— START OF DATA FOR THIS EXERCISE —

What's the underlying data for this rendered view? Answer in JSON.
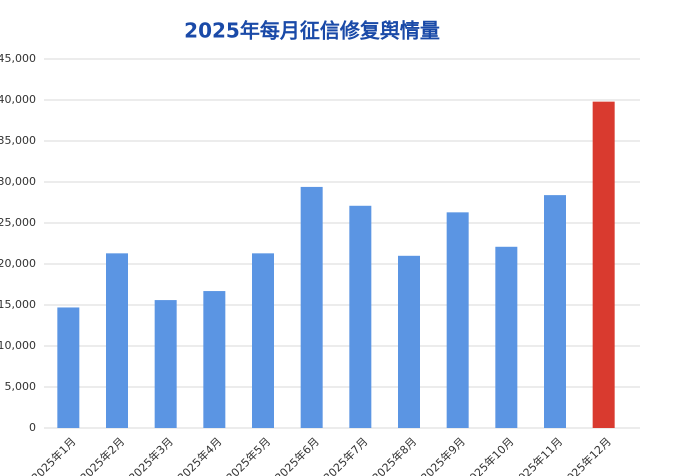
{
  "chart_data": {
    "type": "bar",
    "title": "2025年每月征信修复舆情量",
    "categories": [
      "2025年1月",
      "2025年2月",
      "2025年3月",
      "2025年4月",
      "2025年5月",
      "2025年6月",
      "2025年7月",
      "2025年8月",
      "2025年9月",
      "2025年10月",
      "2025年11月",
      "2025年12月"
    ],
    "values": [
      14700,
      21300,
      15600,
      16700,
      21300,
      29400,
      27100,
      21000,
      26300,
      22100,
      28400,
      39800
    ],
    "colors": [
      "#5b95e3",
      "#5b95e3",
      "#5b95e3",
      "#5b95e3",
      "#5b95e3",
      "#5b95e3",
      "#5b95e3",
      "#5b95e3",
      "#5b95e3",
      "#5b95e3",
      "#5b95e3",
      "#d93a2f"
    ],
    "ylim": [
      0,
      45000
    ],
    "yticks": [
      0,
      {
        "value": 5000,
        "label": "5,000"
      },
      {
        "value": 10000,
        "label": "10,000"
      },
      {
        "value": 15000,
        "label": "15,000"
      },
      {
        "value": 20000,
        "label": "20,000"
      },
      {
        "value": 25000,
        "label": "25,000"
      },
      {
        "value": 30000,
        "label": "30,000"
      },
      {
        "value": 35000,
        "label": "35,000"
      },
      {
        "value": 40000,
        "label": "40,000"
      },
      {
        "value": 45000,
        "label": "45,000"
      }
    ],
    "grid": true
  }
}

— END OF DATA FOR THIS EXERCISE —

*WHAT IS REQUIRED*
Ignore the images and quote every line of the listing exactly.

*FULL RESPONSE*
What's the underlying data for this rendered view? Answer in JSON.
{
  "chart_data": {
    "type": "bar",
    "title": "2025年每月征信修复舆情量",
    "categories": [
      "2025年1月",
      "2025年2月",
      "2025年3月",
      "2025年4月",
      "2025年5月",
      "2025年6月",
      "2025年7月",
      "2025年8月",
      "2025年9月",
      "2025年10月",
      "2025年11月",
      "2025年12月"
    ],
    "values": [
      14700,
      21300,
      15600,
      16700,
      21300,
      29400,
      27100,
      21000,
      26300,
      22100,
      28400,
      39800
    ],
    "colors": [
      "#5b95e3",
      "#5b95e3",
      "#5b95e3",
      "#5b95e3",
      "#5b95e3",
      "#5b95e3",
      "#5b95e3",
      "#5b95e3",
      "#5b95e3",
      "#5b95e3",
      "#5b95e3",
      "#d93a2f"
    ],
    "ylim": [
      0,
      45000
    ],
    "yticks": [
      0,
      {
        "value": 5000,
        "label": "5,000"
      },
      {
        "value": 10000,
        "label": "10,000"
      },
      {
        "value": 15000,
        "label": "15,000"
      },
      {
        "value": 20000,
        "label": "20,000"
      },
      {
        "value": 25000,
        "label": "25,000"
      },
      {
        "value": 30000,
        "label": "30,000"
      },
      {
        "value": 35000,
        "label": "35,000"
      },
      {
        "value": 40000,
        "label": "40,000"
      },
      {
        "value": 45000,
        "label": "45,000"
      }
    ],
    "grid": true
  }
}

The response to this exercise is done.